# EXERCISE INSTRUCTIONS
Repeat word for word the lines from the one containing "Format: name xyxy=(x0,y0,x1,y1)." through the one containing "button[interactable]: 近60日 xyxy=(617,902,675,929)", and leave out the pictures.

# SUPPLIED ENTRIES

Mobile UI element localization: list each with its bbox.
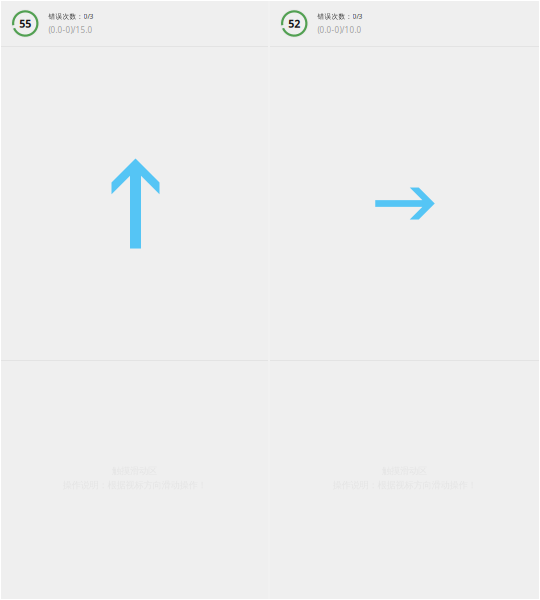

==

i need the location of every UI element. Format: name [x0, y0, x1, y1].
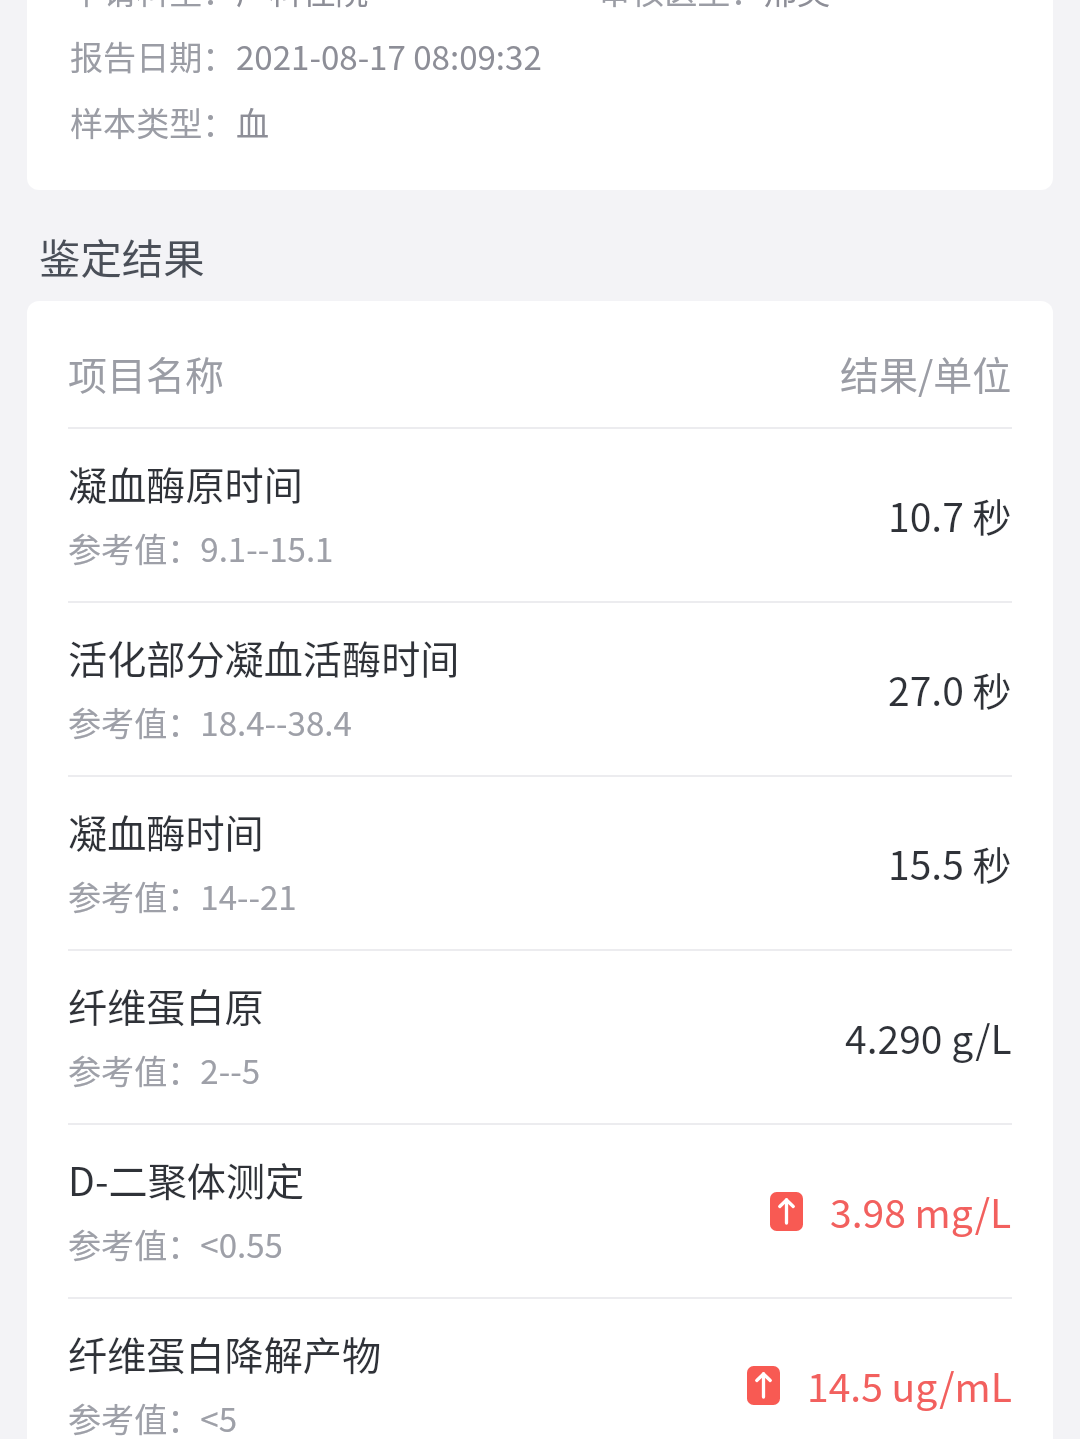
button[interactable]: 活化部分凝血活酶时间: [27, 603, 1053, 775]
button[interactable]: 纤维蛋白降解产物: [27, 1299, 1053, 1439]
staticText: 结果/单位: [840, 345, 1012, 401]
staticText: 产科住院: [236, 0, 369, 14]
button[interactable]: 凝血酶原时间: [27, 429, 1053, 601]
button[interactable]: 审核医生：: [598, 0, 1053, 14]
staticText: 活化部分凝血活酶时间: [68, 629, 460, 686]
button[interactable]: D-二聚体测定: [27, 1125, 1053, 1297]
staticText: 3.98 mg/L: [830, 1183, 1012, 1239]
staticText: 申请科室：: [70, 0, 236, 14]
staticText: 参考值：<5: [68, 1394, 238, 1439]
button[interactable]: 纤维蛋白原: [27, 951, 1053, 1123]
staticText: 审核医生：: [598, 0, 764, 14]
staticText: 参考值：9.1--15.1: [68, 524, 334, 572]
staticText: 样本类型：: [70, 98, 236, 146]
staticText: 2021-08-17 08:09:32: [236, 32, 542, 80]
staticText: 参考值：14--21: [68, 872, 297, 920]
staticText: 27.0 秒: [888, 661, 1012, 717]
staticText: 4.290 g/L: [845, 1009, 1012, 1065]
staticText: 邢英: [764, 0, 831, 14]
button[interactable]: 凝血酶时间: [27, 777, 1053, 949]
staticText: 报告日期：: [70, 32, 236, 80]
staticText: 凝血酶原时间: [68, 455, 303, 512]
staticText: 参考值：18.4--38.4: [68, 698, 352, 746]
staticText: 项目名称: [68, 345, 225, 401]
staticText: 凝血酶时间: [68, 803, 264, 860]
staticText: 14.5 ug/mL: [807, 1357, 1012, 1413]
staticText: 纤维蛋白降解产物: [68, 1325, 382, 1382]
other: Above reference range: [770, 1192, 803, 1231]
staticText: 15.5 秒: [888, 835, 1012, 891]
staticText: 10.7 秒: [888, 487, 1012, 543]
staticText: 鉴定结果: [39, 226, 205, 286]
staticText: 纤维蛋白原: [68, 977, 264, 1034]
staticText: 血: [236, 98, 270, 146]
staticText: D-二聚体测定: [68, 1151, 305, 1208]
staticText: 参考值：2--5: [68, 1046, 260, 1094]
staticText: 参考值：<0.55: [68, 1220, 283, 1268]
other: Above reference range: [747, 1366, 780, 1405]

* * *

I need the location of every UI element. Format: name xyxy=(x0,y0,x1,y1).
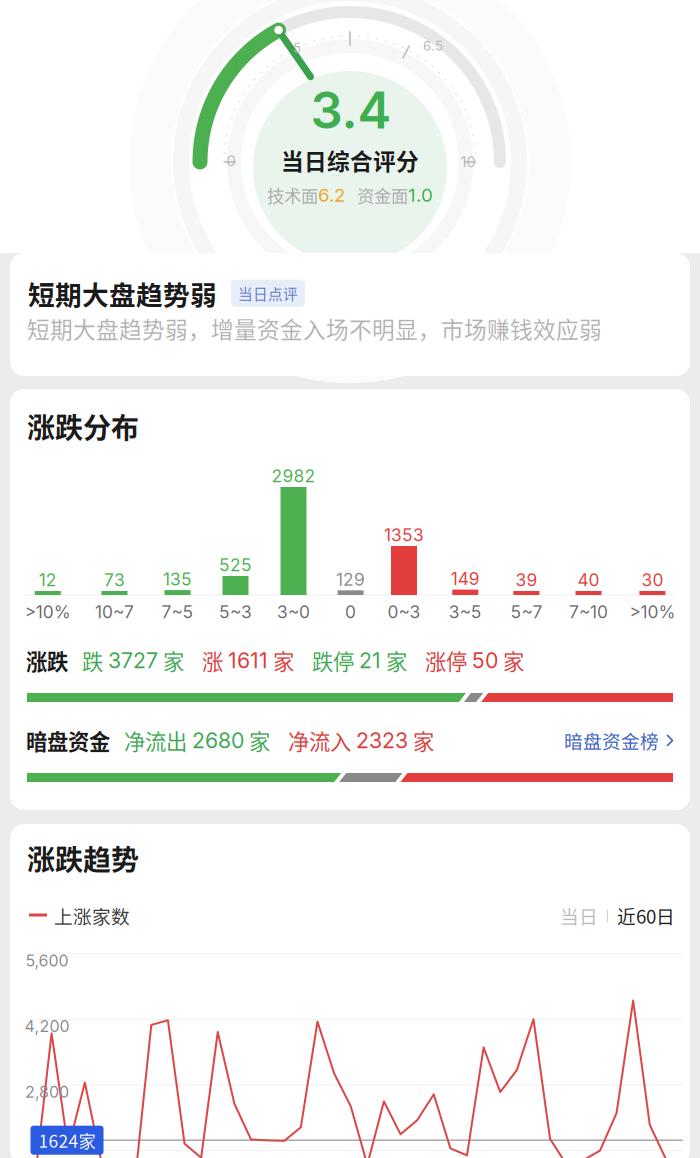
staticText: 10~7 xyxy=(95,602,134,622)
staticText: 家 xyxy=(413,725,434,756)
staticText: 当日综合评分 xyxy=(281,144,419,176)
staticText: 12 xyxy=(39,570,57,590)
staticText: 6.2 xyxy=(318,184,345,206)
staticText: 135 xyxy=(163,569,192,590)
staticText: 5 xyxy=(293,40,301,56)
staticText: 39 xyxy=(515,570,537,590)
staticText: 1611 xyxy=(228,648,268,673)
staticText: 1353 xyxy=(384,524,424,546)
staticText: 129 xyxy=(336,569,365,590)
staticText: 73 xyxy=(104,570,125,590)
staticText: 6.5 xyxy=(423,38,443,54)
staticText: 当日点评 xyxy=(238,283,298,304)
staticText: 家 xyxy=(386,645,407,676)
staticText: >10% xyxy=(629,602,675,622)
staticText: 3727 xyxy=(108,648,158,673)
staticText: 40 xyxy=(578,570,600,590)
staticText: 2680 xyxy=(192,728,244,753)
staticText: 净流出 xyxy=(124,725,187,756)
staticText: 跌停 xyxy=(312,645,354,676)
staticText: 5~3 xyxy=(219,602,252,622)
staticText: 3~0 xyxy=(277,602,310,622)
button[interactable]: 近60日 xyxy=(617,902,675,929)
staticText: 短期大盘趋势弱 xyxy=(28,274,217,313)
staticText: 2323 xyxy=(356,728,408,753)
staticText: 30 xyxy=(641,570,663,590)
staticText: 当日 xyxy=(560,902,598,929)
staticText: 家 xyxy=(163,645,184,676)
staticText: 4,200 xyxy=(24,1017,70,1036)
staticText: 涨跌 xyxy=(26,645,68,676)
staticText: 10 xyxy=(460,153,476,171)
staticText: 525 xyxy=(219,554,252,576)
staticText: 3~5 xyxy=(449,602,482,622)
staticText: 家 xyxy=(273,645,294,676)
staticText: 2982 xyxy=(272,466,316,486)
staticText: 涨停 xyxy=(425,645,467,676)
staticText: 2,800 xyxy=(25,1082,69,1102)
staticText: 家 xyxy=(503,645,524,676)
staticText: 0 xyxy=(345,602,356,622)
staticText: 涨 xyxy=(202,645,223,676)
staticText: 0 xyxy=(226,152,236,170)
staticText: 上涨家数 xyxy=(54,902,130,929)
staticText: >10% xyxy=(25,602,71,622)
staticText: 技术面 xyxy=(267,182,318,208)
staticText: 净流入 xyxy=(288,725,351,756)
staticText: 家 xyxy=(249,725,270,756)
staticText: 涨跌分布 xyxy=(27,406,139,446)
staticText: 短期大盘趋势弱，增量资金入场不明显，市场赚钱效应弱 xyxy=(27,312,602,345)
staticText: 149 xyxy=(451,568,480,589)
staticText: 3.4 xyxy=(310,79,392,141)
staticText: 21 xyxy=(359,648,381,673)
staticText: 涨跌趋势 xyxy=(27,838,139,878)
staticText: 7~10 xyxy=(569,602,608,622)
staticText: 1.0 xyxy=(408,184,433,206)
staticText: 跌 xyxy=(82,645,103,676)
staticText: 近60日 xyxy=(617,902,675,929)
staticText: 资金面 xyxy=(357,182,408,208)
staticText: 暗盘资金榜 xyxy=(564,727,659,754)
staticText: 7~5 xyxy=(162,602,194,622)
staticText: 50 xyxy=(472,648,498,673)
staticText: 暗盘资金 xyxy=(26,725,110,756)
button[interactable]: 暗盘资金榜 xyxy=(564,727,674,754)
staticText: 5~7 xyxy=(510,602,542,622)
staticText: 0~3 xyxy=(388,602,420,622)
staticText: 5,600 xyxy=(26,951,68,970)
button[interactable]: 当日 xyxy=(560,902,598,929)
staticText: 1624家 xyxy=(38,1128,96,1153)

# OUTPUT OF THE EXERCISE
I need the location of every UI element. Format: name xyxy=(x0,y0,x1,y1).
staticText: 10~7 xyxy=(95,602,134,622)
staticText: 家 xyxy=(413,725,434,756)
staticText: 当日综合评分 xyxy=(281,144,419,176)
staticText: 12 xyxy=(39,570,57,590)
staticText: 6.2 xyxy=(318,184,345,206)
staticText: 135 xyxy=(163,569,192,590)
staticText: 5 xyxy=(293,40,301,56)
staticText: 39 xyxy=(515,570,537,590)
staticText: 1611 xyxy=(228,648,268,673)
staticText: 1353 xyxy=(384,524,424,546)
staticText: 129 xyxy=(336,569,365,590)
staticText: 73 xyxy=(104,570,125,590)
staticText: 6.5 xyxy=(423,38,443,54)
staticText: 当日点评 xyxy=(238,283,298,304)
staticText: 家 xyxy=(386,645,407,676)
staticText: >10% xyxy=(629,602,675,622)
staticText: 3727 xyxy=(108,648,158,673)
staticText: 40 xyxy=(578,570,600,590)
staticText: 2680 xyxy=(192,728,244,753)
staticText: 净流出 xyxy=(124,725,187,756)
staticText: 跌停 xyxy=(312,645,354,676)
staticText: 5~3 xyxy=(219,602,252,622)
staticText: 3~0 xyxy=(277,602,310,622)
button[interactable]: 近60日 xyxy=(617,902,675,929)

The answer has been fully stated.